═══ PAGE EXCERPT ═══
2

I find myself more then once doing this repetitive thing:

I have something like:

do amount_foo blah_blah

I need to copy this n times, but change the foo part. I copy and paste it as many times as needed:

do amount_foo blah_blah
do amount_foo blah_blah
do amount_foo blah_blah
do amount_foo blah_blah

Then a replace on one and one line:

:'<,'>s/foo/bar
:'<,'>s/foo/baz
:'<,'>s/foo/lot

So I get:

do amount_foo blah_blah
do amount_bar blah_blah
do amount_baz blah_blah
do amount_lot blah_blah

Is there a quicker way to do the same? Is there for example a way to pass a list to replace so that one could do:

:'<,'>s/foo/\=some_magic bar, baz, lot

Easy enough to write a function for it, but there is perhaps a better way to do this natively?
═══ THE INPUT ═══
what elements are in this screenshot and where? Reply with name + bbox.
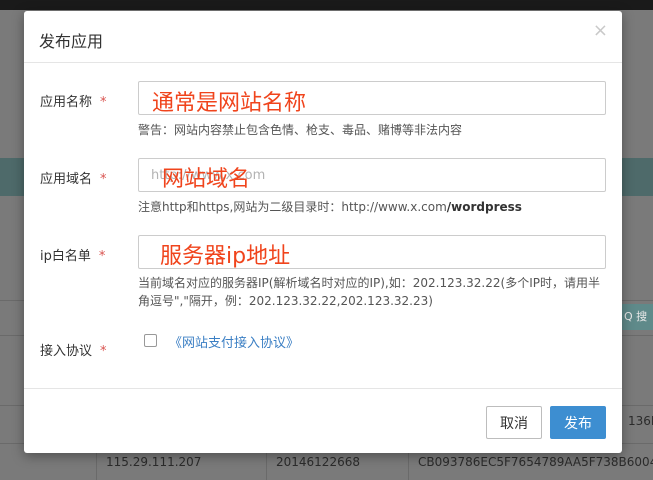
app-domain-input[interactable] <box>139 159 605 191</box>
agreement-label: 接入协议 * <box>40 344 107 359</box>
app-name-label: 应用名称 * <box>40 95 107 110</box>
required-mark: * <box>100 344 107 359</box>
app-name-field[interactable] <box>138 81 606 115</box>
agreement-link[interactable]: 《网站支付接入协议》 <box>169 332 299 351</box>
app-domain-help: 注意http和https,网站为二级目录时：http://www.x.com/w… <box>138 200 522 214</box>
close-icon[interactable]: × <box>593 21 608 41</box>
table-cell-id: 20146122668 <box>276 455 360 469</box>
publish-app-dialog: 发布应用 × 应用名称 * 通常是网站名称 警告：网站内容禁止包含色情、枪支、毒品… <box>24 11 622 453</box>
app-domain-field[interactable] <box>138 158 606 192</box>
ip-whitelist-help: 当前域名对应的服务器IP(解析域名时对应的IP),如：202.123.32.22… <box>138 276 600 308</box>
background-search-button: Q 搜 <box>618 304 653 330</box>
ip-whitelist-input[interactable] <box>139 236 605 268</box>
dialog-footer: 取消 发布 <box>24 388 622 453</box>
required-mark: * <box>100 95 107 110</box>
app-name-help: 警告：网站内容禁止包含色情、枪支、毒品、赌博等非法内容 <box>138 123 463 137</box>
publish-button[interactable]: 发布 <box>550 406 606 439</box>
dialog-header: 发布应用 × <box>24 11 622 63</box>
required-mark: * <box>100 172 107 187</box>
table-cell: 136FE <box>628 414 653 428</box>
ip-whitelist-label: ip白名单 * <box>40 249 106 264</box>
table-cell-hash: CB093786EC5F7654789AA5F738B6004 <box>418 455 653 469</box>
app-domain-label: 应用域名 * <box>40 172 107 187</box>
app-name-input[interactable] <box>139 82 605 114</box>
cancel-button[interactable]: 取消 <box>486 406 542 439</box>
dialog-title: 发布应用 <box>39 32 104 51</box>
required-mark: * <box>98 249 106 264</box>
agreement-checkbox[interactable] <box>144 334 157 347</box>
table-cell-ip: 115.29.111.207 <box>106 455 202 469</box>
app-topbar <box>0 0 653 10</box>
ip-whitelist-field[interactable] <box>138 235 606 269</box>
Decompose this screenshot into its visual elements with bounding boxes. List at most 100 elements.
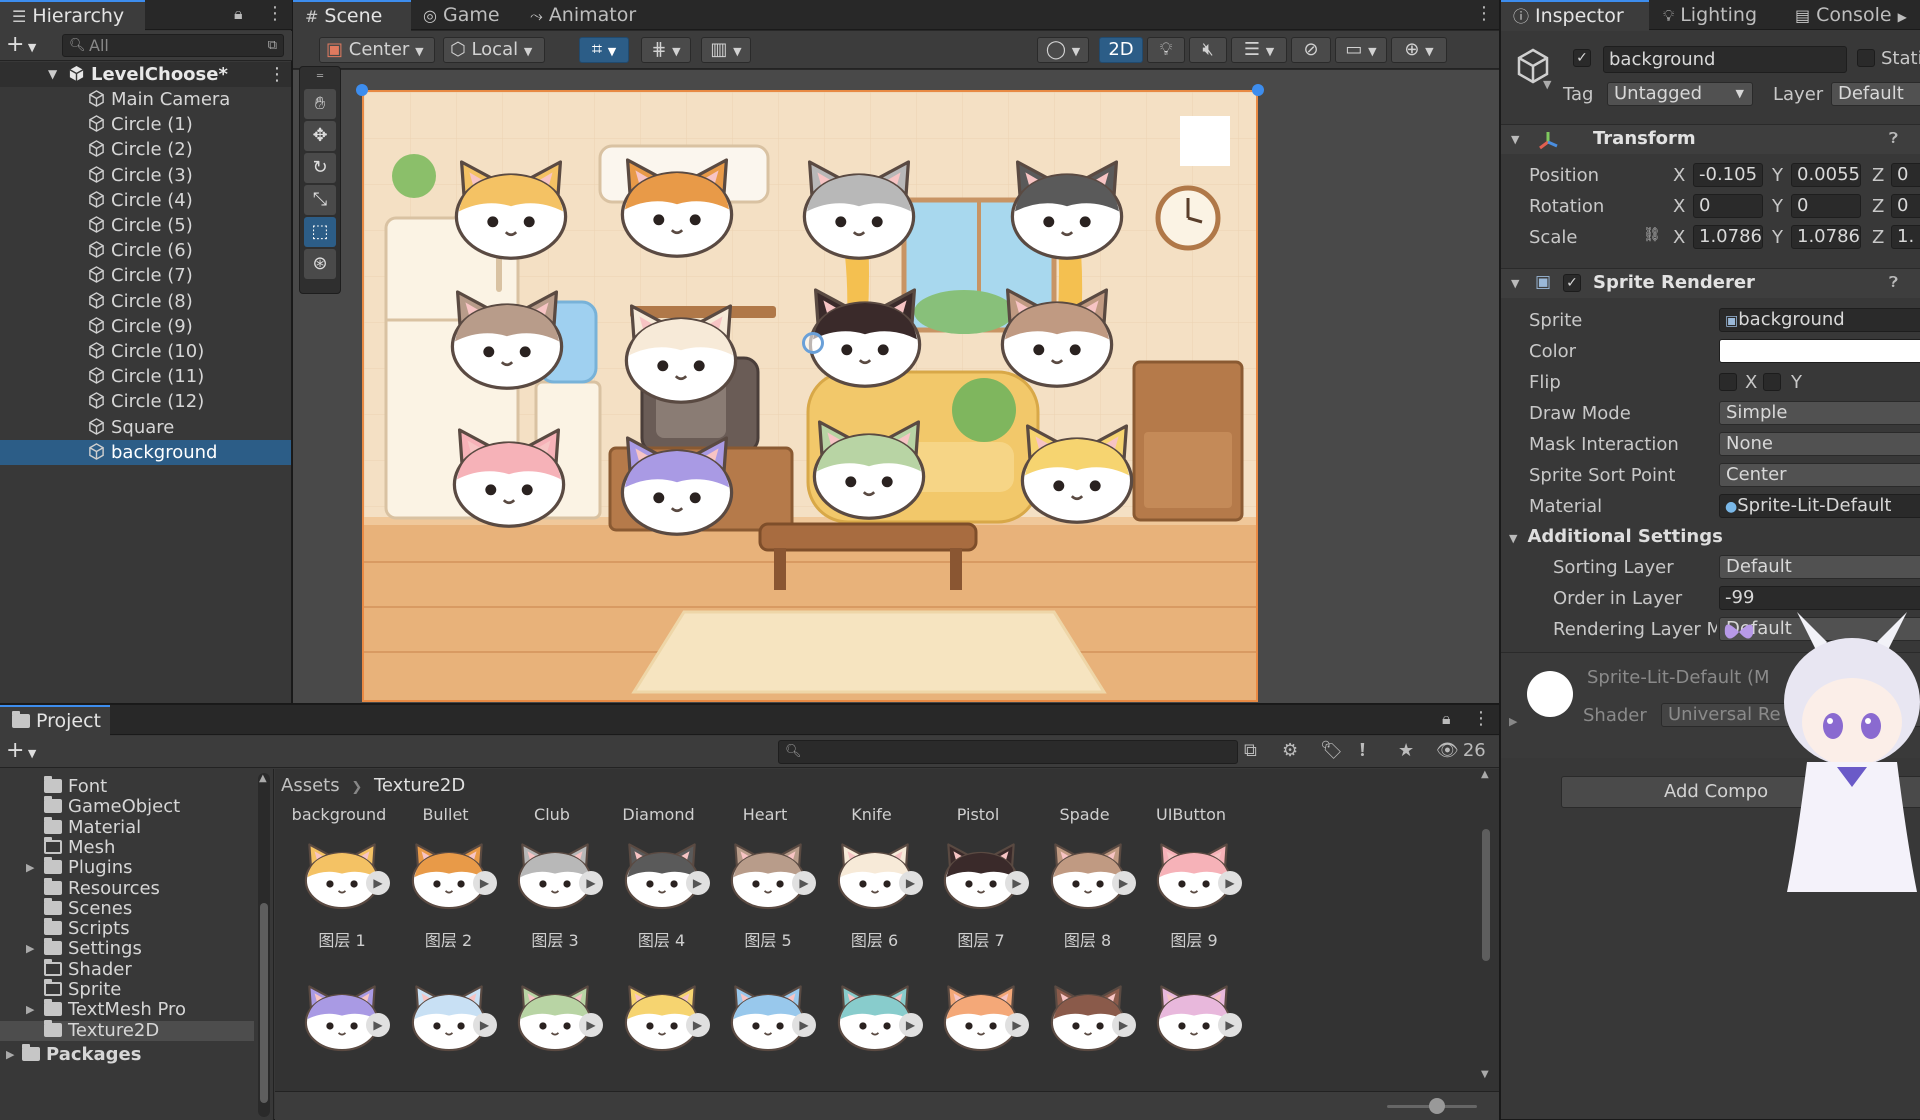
scene-cat-sprite[interactable] [612, 430, 742, 542]
lighting-toggle-icon[interactable]: 💡︎ [1147, 37, 1185, 63]
hierarchy-item[interactable]: Circle (1) [0, 112, 291, 137]
project-folder[interactable]: Mesh [0, 836, 254, 858]
play-icon[interactable]: ▶ [898, 1013, 923, 1037]
lock-icon[interactable]: 🔒︎ [1442, 709, 1451, 729]
scene-cat-sprite[interactable] [442, 284, 572, 396]
scene-cat-sprite[interactable] [612, 152, 742, 264]
project-folder[interactable]: Font [0, 776, 254, 797]
scroll-up-arrow[interactable]: ▲ [1481, 769, 1489, 780]
search-filter-icon[interactable]: ⧉ [268, 35, 277, 56]
hierarchy-item[interactable]: Circle (6) [0, 238, 291, 263]
asset-header-item[interactable]: Pistol [928, 805, 1028, 824]
tab-animator[interactable]: ⤳ Animator [518, 0, 648, 30]
tab-game[interactable]: ◎ Game [411, 0, 512, 30]
chevron-right-icon[interactable]: ▶ [1509, 715, 1517, 728]
component-menu-icon[interactable]: ⋮ [1915, 128, 1920, 149]
asset-header-item[interactable]: Heart [715, 805, 815, 824]
rotation-z-axis-label[interactable]: Z [1872, 196, 1884, 217]
more-options-icon[interactable]: ⋮ [1475, 3, 1493, 24]
warning-filter-icon[interactable]: ❗︎ [1360, 740, 1365, 761]
play-icon[interactable]: ▶ [1005, 1013, 1029, 1037]
hierarchy-item[interactable]: Circle (8) [0, 289, 291, 314]
2d-toggle-button[interactable]: 2D [1099, 37, 1143, 63]
position-z-axis-label[interactable]: Z [1872, 165, 1884, 186]
scale-z-input[interactable]: 1. [1891, 225, 1920, 249]
project-folder[interactable]: Material [0, 816, 254, 838]
play-icon[interactable]: ▶ [1005, 871, 1029, 895]
scene-cat-sprite[interactable] [444, 422, 574, 534]
texture-asset[interactable]: ▶ 图层 2 [396, 839, 502, 951]
play-icon[interactable]: ▶ [366, 1013, 390, 1037]
scale-x-input[interactable]: 1.0786 [1693, 225, 1763, 249]
gizmos-button[interactable]: ⊕ ▼ [1391, 37, 1447, 63]
scale-z-axis-label[interactable]: Z [1872, 227, 1884, 248]
effects-toggle-button[interactable]: ☰ ▼ [1231, 37, 1287, 63]
scene-viewport[interactable]: ═ ✋︎ ✥ ↻ ⤡ ⬚ ⊛ [293, 66, 1499, 703]
project-folder[interactable]: ▶ Plugins [0, 857, 254, 878]
project-folder[interactable]: Sprite [0, 979, 254, 1000]
texture-asset[interactable]: ▶ [928, 981, 1034, 1071]
hierarchy-item[interactable]: Circle (3) [0, 163, 291, 188]
scale-x-axis-label[interactable]: X [1673, 227, 1685, 248]
chevron-down-icon[interactable]: ▼ [1511, 277, 1519, 290]
tag-dropdown[interactable]: Untagged ▼ [1607, 82, 1753, 106]
scrollbar-thumb[interactable] [1482, 829, 1490, 961]
background-sprite[interactable] [362, 90, 1258, 702]
asset-header-item[interactable]: Bullet [396, 805, 496, 824]
chevron-down-icon[interactable]: ▼ [1543, 78, 1551, 91]
rotation-x-input[interactable]: 0 [1693, 194, 1763, 218]
scene-visibility-icon[interactable]: ⊘ [1291, 37, 1331, 63]
transform-header[interactable]: ▼ Transform ❓︎ ⋮ [1501, 124, 1920, 154]
hierarchy-item[interactable]: Circle (10) [0, 339, 291, 364]
texture-asset[interactable]: ▶ 图层 6 [822, 839, 928, 951]
texture-asset[interactable]: ▶ 图层 5 [715, 839, 821, 951]
search-window-icon[interactable]: ⧉ [1244, 740, 1257, 761]
sorting-layer-dropdown[interactable]: Default [1719, 555, 1920, 579]
scene-cat-sprite[interactable] [1002, 154, 1132, 266]
rect-tool-icon[interactable]: ⬚ [304, 217, 336, 247]
tab-hierarchy[interactable]: ☰ Hierarchy [0, 0, 145, 31]
filter-by-label-icon[interactable]: 🏷︎ [1320, 740, 1343, 761]
zoom-slider-thumb[interactable] [1429, 1098, 1445, 1114]
hierarchy-item[interactable]: Circle (9) [0, 314, 291, 339]
pivot-center-dropdown[interactable]: ▣ Center ▼ [319, 37, 435, 63]
additional-settings-foldout[interactable]: ▼ Additional Settings [1509, 526, 1723, 547]
hierarchy-item[interactable]: Circle (2) [0, 137, 291, 162]
hierarchy-search-input[interactable]: 🔍︎ All ⧉ [62, 34, 284, 57]
pivot-gizmo[interactable] [802, 332, 824, 354]
hierarchy-item[interactable]: Square [0, 415, 291, 440]
chevron-right-icon[interactable]: ▶ [1898, 10, 1907, 24]
texture-asset[interactable]: ▶ 图层 8 [1035, 839, 1141, 951]
texture-asset[interactable]: ▶ [502, 981, 608, 1071]
play-icon[interactable]: ▶ [1111, 871, 1136, 895]
play-icon[interactable]: ▶ [1218, 1013, 1242, 1037]
texture-asset[interactable]: ▶ 图层 4 [609, 839, 715, 951]
flip-y-checkbox[interactable] [1763, 373, 1781, 391]
scroll-up-arrow[interactable]: ▲ [259, 773, 267, 784]
chevron-right-icon[interactable]: ▶ [26, 858, 34, 878]
position-y-input[interactable]: 0.0055 [1791, 163, 1861, 187]
rect-handle-tl[interactable] [356, 84, 368, 96]
hierarchy-item[interactable]: Circle (7) [0, 263, 291, 288]
rotation-x-axis-label[interactable]: X [1673, 196, 1685, 217]
audio-toggle-icon[interactable]: 🔇︎ [1189, 37, 1227, 63]
sprite-renderer-header[interactable]: ▼ ▣ ✓ Sprite Renderer ❓︎ ⋮ [1501, 268, 1920, 298]
texture-asset[interactable]: ▶ [396, 981, 502, 1071]
sprite-renderer-enabled-checkbox[interactable]: ✓ [1563, 274, 1581, 292]
rotate-tool-icon[interactable]: ↻ [304, 153, 336, 183]
draw-mode-button[interactable]: ◯ ▼ [1037, 37, 1089, 63]
asset-header-item[interactable]: Club [502, 805, 602, 824]
rotation-z-input[interactable]: 0 [1891, 194, 1920, 218]
favorite-star-icon[interactable]: ★ [1398, 740, 1414, 761]
play-icon[interactable]: ▶ [579, 1013, 603, 1037]
hierarchy-item[interactable]: Circle (4) [0, 188, 291, 213]
texture-asset[interactable]: ▶ [1035, 981, 1141, 1071]
position-x-input[interactable]: -0.105 [1693, 163, 1763, 187]
drag-handle-icon[interactable]: ═ [308, 71, 332, 83]
play-icon[interactable]: ▶ [792, 871, 816, 895]
project-folder[interactable]: Resources [0, 877, 254, 899]
texture-asset[interactable]: ▶ [289, 981, 395, 1071]
play-icon[interactable]: ▶ [579, 871, 603, 895]
tab-lighting[interactable]: 💡︎ Lighting [1651, 0, 1769, 30]
project-folder[interactable]: ▶ TextMesh Pro [0, 999, 254, 1020]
═══
# STATED EXERCISE A:
Echo everything in the Vim substitution post from "Is there a quicker" down to "do this natively?".
# STATED EXERCISE B:
Duplicate everything in the records from the line containing "app-domain-input[interactable] <box>139 159" down to the line containing "table-cell-id: 20146122668 <box>276", with both of those lines included.

# FINISHED ANSWER A:
Is there a quicker way to do the same? Is there for example a way to pass a list to replace so that one could do:

:'<,'>s/foo/\=some_magic bar, baz, lot

Easy enough to write a function for it, but there is perhaps a better way to do this natively?

# FINISHED ANSWER B:
app-domain-input[interactable] <box>139 159 605 191</box>
agreement-label: 接入协议 * <box>40 344 107 359</box>
app-name-label: 应用名称 * <box>40 95 107 110</box>
required-mark: * <box>100 344 107 359</box>
app-name-field[interactable] <box>138 81 606 115</box>
agreement-link[interactable]: 《网站支付接入协议》 <box>169 332 299 351</box>
app-domain-help: 注意http和https,网站为二级目录时：http://www.x.com/w… <box>138 200 522 214</box>
close-icon[interactable]: × <box>593 21 608 41</box>
table-cell-id: 20146122668 <box>276 455 360 469</box>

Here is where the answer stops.